+++ Data listing +++

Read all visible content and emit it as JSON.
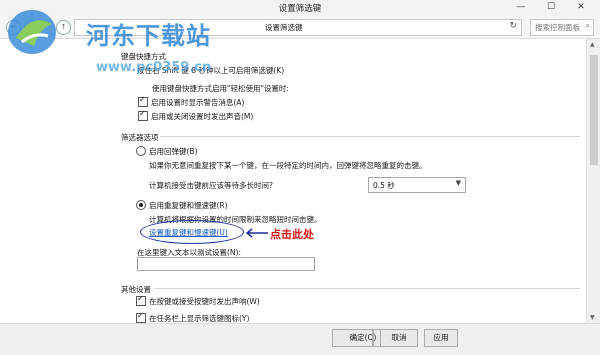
{
  "window": {
    "title": "设置筛选键",
    "minimize": "—",
    "maximize": "☐",
    "close": "✕"
  },
  "addressbar": {
    "crumb": "设置筛选键",
    "search_placeholder": "搜索控制面板",
    "refresh": "↻",
    "search_icon": "⌕"
  },
  "nav": {
    "back": "←",
    "forward": "→",
    "up": "↑"
  },
  "watermark": {
    "title": "河东下载站",
    "url": "www.pc0359.cn"
  },
  "sections": {
    "shortcut": {
      "header": "键盘快捷方式",
      "desc": "按住右 Shift 键 8 秒钟以上可启用筛选键(K)",
      "sub": "使用键盘快捷方式启用\"轻松使用\"设置时:",
      "opt1": "启用设置时显示警告消息(A)",
      "opt2": "启用或关闭设置时发出声音(M)"
    },
    "filter": {
      "header": "筛选器选项",
      "bounce_label": "启用回弹键(B)",
      "bounce_desc": "如果你无意间重复按下某一个键，在一段特定的时间内，回弹键将忽略重复的击键。",
      "wait_label": "计算机接受击键前应该等待多长时间?",
      "wait_value": "0.5 秒",
      "repeat_label": "启用重复键和慢速键(R)",
      "repeat_desc": "计算机将根据你设置的时间限制来忽略短时间击键。",
      "repeat_link": "设置重复键和慢速键(U)",
      "annotation": "点击此处",
      "test_label": "在这里键入文本以测试设置(N):"
    },
    "other": {
      "header": "其他设置",
      "opt1": "在按键或接受按键时发出声响(W)",
      "opt2": "在任务栏上显示筛选键图标(Y)"
    }
  },
  "buttons": {
    "ok": "确定(O)",
    "cancel": "取消",
    "apply": "应用"
  }
}
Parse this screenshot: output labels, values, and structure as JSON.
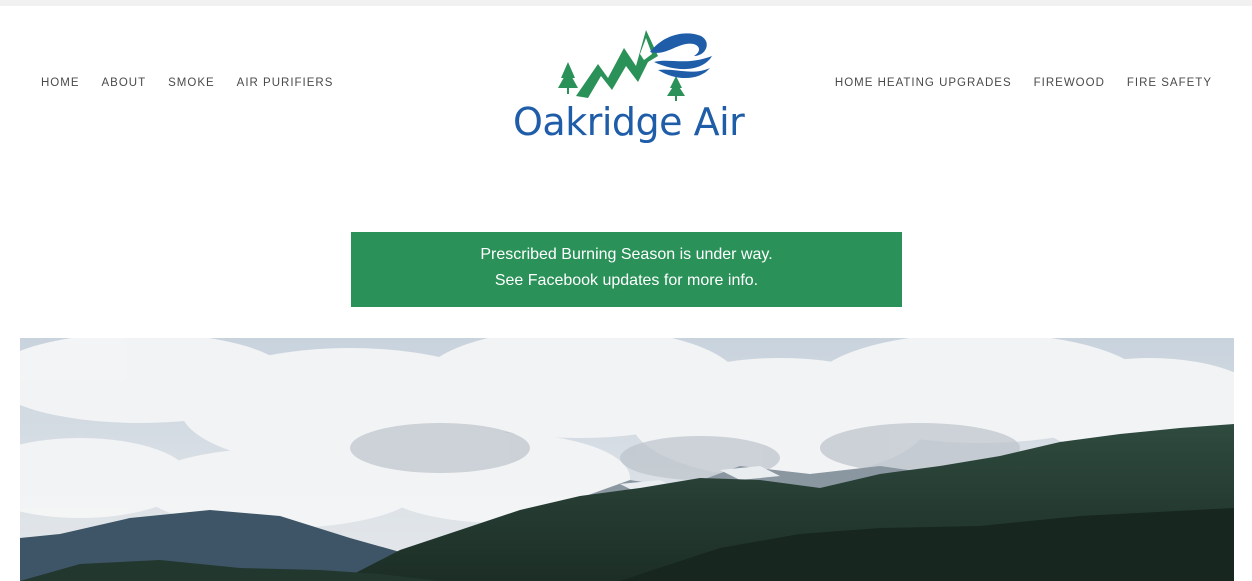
{
  "nav": {
    "left": [
      "HOME",
      "ABOUT",
      "SMOKE",
      "AIR PURIFIERS"
    ],
    "right": [
      "HOME HEATING UPGRADES",
      "FIREWOOD",
      "FIRE SAFETY"
    ]
  },
  "logo": {
    "text": "Oakridge Air",
    "colors": {
      "text": "#1f5da8",
      "mountain": "#2a9159",
      "wave": "#1f5da8"
    }
  },
  "banner": {
    "line1": "Prescribed Burning Season is under way.",
    "line2": "See Facebook updates for more info.",
    "background": "#2a9159"
  },
  "hero": {
    "description_icon": "mountain-landscape-photo"
  }
}
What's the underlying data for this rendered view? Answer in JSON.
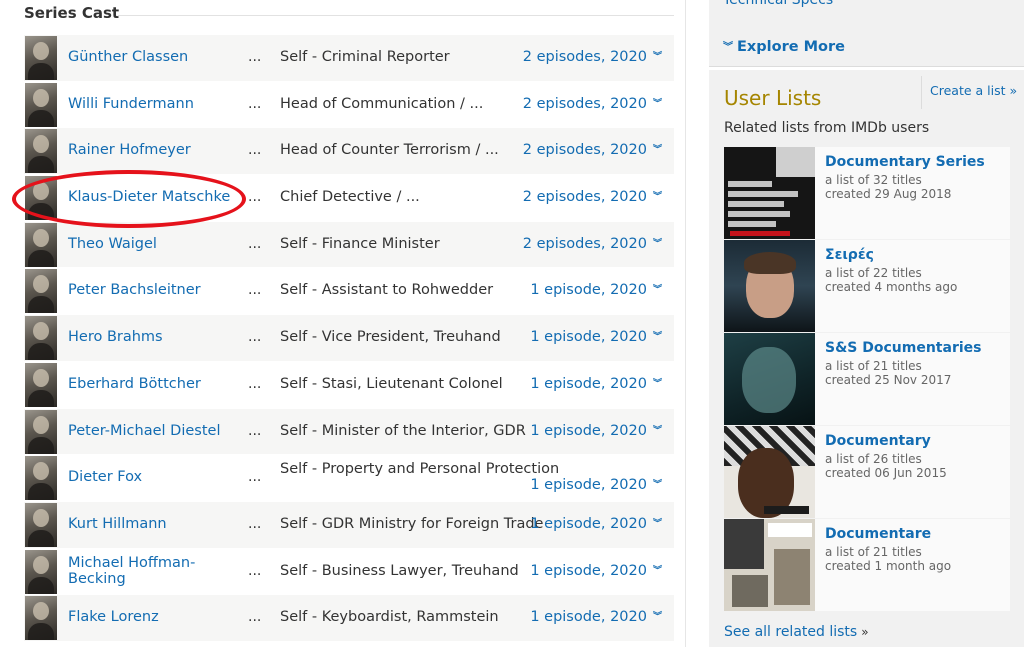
{
  "cast_section": {
    "title": "Series Cast",
    "ellipsis": "...",
    "rows": [
      {
        "name": "Günther Classen",
        "character": "Self - Criminal Reporter",
        "episodes": "2 episodes, 2020"
      },
      {
        "name": "Willi Fundermann",
        "character": "Head of Communication / ...",
        "episodes": "2 episodes, 2020"
      },
      {
        "name": "Rainer Hofmeyer",
        "character": "Head of Counter Terrorism / ...",
        "episodes": "2 episodes, 2020"
      },
      {
        "name": "Klaus-Dieter Matschke",
        "character": "Chief Detective / ...",
        "episodes": "2 episodes, 2020"
      },
      {
        "name": "Theo Waigel",
        "character": "Self - Finance Minister",
        "episodes": "2 episodes, 2020"
      },
      {
        "name": "Peter Bachsleitner",
        "character": "Self - Assistant to Rohwedder",
        "episodes": "1 episode, 2020"
      },
      {
        "name": "Hero Brahms",
        "character": "Self - Vice President, Treuhand",
        "episodes": "1 episode, 2020"
      },
      {
        "name": "Eberhard Böttcher",
        "character": "Self - Stasi, Lieutenant Colonel",
        "episodes": "1 episode, 2020"
      },
      {
        "name": "Peter-Michael Diestel",
        "character": "Self - Minister of the Interior, GDR",
        "episodes": "1 episode, 2020"
      },
      {
        "name": "Dieter Fox",
        "character": "Self - Property and Personal Protection",
        "episodes": "1 episode, 2020"
      },
      {
        "name": "Kurt Hillmann",
        "character": "Self - GDR Ministry for Foreign Trade",
        "episodes": "1 episode, 2020"
      },
      {
        "name": "Michael Hoffman-Becking",
        "character": "Self - Business Lawyer, Treuhand",
        "episodes": "1 episode, 2020"
      },
      {
        "name": "Flake Lorenz",
        "character": "Self - Keyboardist, Rammstein",
        "episodes": "1 episode, 2020"
      }
    ]
  },
  "sidebar_top": {
    "tech_specs": "Technical Specs",
    "explore_more": "Explore More"
  },
  "user_lists": {
    "title": "User Lists",
    "create_list": "Create a list »",
    "subtitle": "Related lists from IMDb users",
    "lists": [
      {
        "title": "Documentary Series",
        "count": "a list of 32 titles",
        "created": "created 29 Aug 2018"
      },
      {
        "title": "Σειρές",
        "count": "a list of 22 titles",
        "created": "created 4 months ago"
      },
      {
        "title": "S&S Documentaries",
        "count": "a list of 21 titles",
        "created": "created 25 Nov 2017"
      },
      {
        "title": "Documentary",
        "count": "a list of 26 titles",
        "created": "created 06 Jun 2015"
      },
      {
        "title": "Documentare",
        "count": "a list of 21 titles",
        "created": "created 1 month ago"
      }
    ],
    "see_all": "See all related lists",
    "see_all_arrow": "»"
  },
  "colors": {
    "link": "#136cb2",
    "user_lists_title": "#a58500",
    "highlight_oval": "#e5121b"
  }
}
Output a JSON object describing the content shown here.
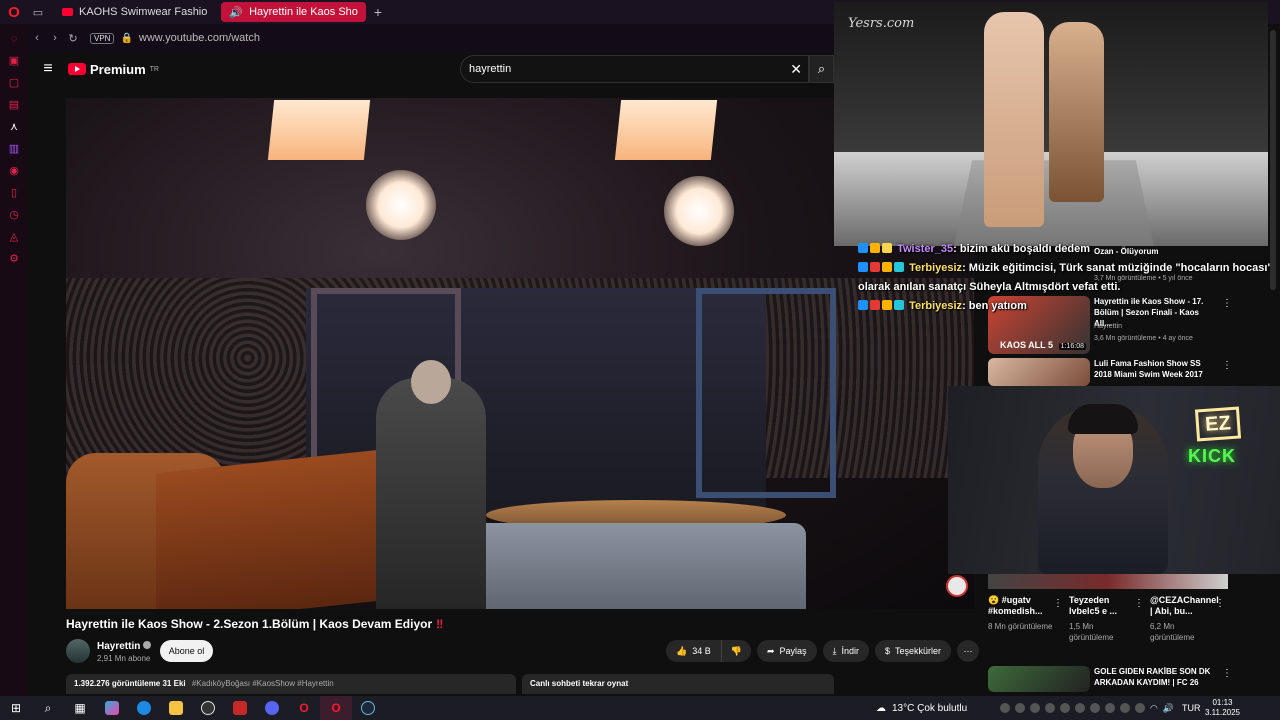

+++

**Job**
Exclude the pictures and transcribe all of the entries exactly.

**Result of this exercise**
Read all visible content and emit it as JSON.
{
  "window": {
    "title": "设置筛选键",
    "minimize": "—",
    "maximize": "☐",
    "close": "✕"
  },
  "addressbar": {
    "crumb": "设置筛选键",
    "search_placeholder": "搜索控制面板",
    "refresh": "↻",
    "search_icon": "⌕"
  },
  "nav": {
    "back": "←",
    "forward": "→",
    "up": "↑"
  },
  "watermark": {
    "title": "河东下载站",
    "url": "www.pc0359.cn"
  },
  "sections": {
    "shortcut": {
      "header": "键盘快捷方式",
      "desc": "按住右 Shift 键 8 秒钟以上可启用筛选键(K)",
      "sub": "使用键盘快捷方式启用\"轻松使用\"设置时:",
      "opt1": "启用设置时显示警告消息(A)",
      "opt2": "启用或关闭设置时发出声音(M)"
    },
    "filter": {
      "header": "筛选器选项",
      "bounce_label": "启用回弹键(B)",
      "bounce_desc": "如果你无意间重复按下某一个键，在一段特定的时间内，回弹键将忽略重复的击键。",
      "wait_label": "计算机接受击键前应该等待多长时间?",
      "wait_value": "0.5 秒",
      "repeat_label": "启用重复键和慢速键(R)",
      "repeat_desc": "计算机将根据你设置的时间限制来忽略短时间击键。",
      "repeat_link": "设置重复键和慢速键(U)",
      "annotation": "点击此处",
      "test_label": "在这里键入文本以测试设置(N):"
    },
    "other": {
      "header": "其他设置",
      "opt1": "在按键或接受按键时发出声响(W)",
      "opt2": "在任务栏上显示筛选键图标(Y)"
    }
  },
  "buttons": {
    "ok": "确定(O)",
    "cancel": "取消",
    "apply": "应用"
  }
}
Parse this screenshot: output labels, values, and structure as JSON.
{
  "nav": {
    "left": [
      "HOME",
      "ABOUT",
      "SMOKE",
      "AIR PURIFIERS"
    ],
    "right": [
      "HOME HEATING UPGRADES",
      "FIREWOOD",
      "FIRE SAFETY"
    ]
  },
  "logo": {
    "text": "Oakridge Air",
    "colors": {
      "text": "#1f5da8",
      "mountain": "#2a9159",
      "wave": "#1f5da8"
    }
  },
  "banner": {
    "line1": "Prescribed Burning Season is under way.",
    "line2": "See Facebook updates for more info.",
    "background": "#2a9159"
  },
  "hero": {
    "description_icon": "mountain-landscape-photo"
  }
}
What's the underlying data for this rendered view? Answer in JSON.
{
  "cast_section": {
    "title": "Series Cast",
    "ellipsis": "...",
    "rows": [
      {
        "name": "Günther Classen",
        "character": "Self - Criminal Reporter",
        "episodes": "2 episodes, 2020"
      },
      {
        "name": "Willi Fundermann",
        "character": "Head of Communication / ...",
        "episodes": "2 episodes, 2020"
      },
      {
        "name": "Rainer Hofmeyer",
        "character": "Head of Counter Terrorism / ...",
        "episodes": "2 episodes, 2020"
      },
      {
        "name": "Klaus-Dieter Matschke",
        "character": "Chief Detective / ...",
        "episodes": "2 episodes, 2020"
      },
      {
        "name": "Theo Waigel",
        "character": "Self - Finance Minister",
        "episodes": "2 episodes, 2020"
      },
      {
        "name": "Peter Bachsleitner",
        "character": "Self - Assistant to Rohwedder",
        "episodes": "1 episode, 2020"
      },
      {
        "name": "Hero Brahms",
        "character": "Self - Vice President, Treuhand",
        "episodes": "1 episode, 2020"
      },
      {
        "name": "Eberhard Böttcher",
        "character": "Self - Stasi, Lieutenant Colonel",
        "episodes": "1 episode, 2020"
      },
      {
        "name": "Peter-Michael Diestel",
        "character": "Self - Minister of the Interior, GDR",
        "episodes": "1 episode, 2020"
      },
      {
        "name": "Dieter Fox",
        "character": "Self - Property and Personal Protection",
        "episodes": "1 episode, 2020"
      },
      {
        "name": "Kurt Hillmann",
        "character": "Self - GDR Ministry for Foreign Trade",
        "episodes": "1 episode, 2020"
      },
      {
        "name": "Michael Hoffman-Becking",
        "character": "Self - Business Lawyer, Treuhand",
        "episodes": "1 episode, 2020"
      },
      {
        "name": "Flake Lorenz",
        "character": "Self - Keyboardist, Rammstein",
        "episodes": "1 episode, 2020"
      }
    ]
  },
  "sidebar_top": {
    "tech_specs": "Technical Specs",
    "explore_more": "Explore More"
  },
  "user_lists": {
    "title": "User Lists",
    "create_list": "Create a list »",
    "subtitle": "Related lists from IMDb users",
    "lists": [
      {
        "title": "Documentary Series",
        "count": "a list of 32 titles",
        "created": "created 29 Aug 2018"
      },
      {
        "title": "Σειρές",
        "count": "a list of 22 titles",
        "created": "created 4 months ago"
      },
      {
        "title": "S&S Documentaries",
        "count": "a list of 21 titles",
        "created": "created 25 Nov 2017"
      },
      {
        "title": "Documentary",
        "count": "a list of 26 titles",
        "created": "created 06 Jun 2015"
      },
      {
        "title": "Documentare",
        "count": "a list of 21 titles",
        "created": "created 1 month ago"
      }
    ],
    "see_all": "See all related lists",
    "see_all_arrow": "»"
  },
  "colors": {
    "link": "#136cb2",
    "user_lists_title": "#a58500",
    "highlight_oval": "#e5121b"
  }
}
Output a JSON object describing the content shown here.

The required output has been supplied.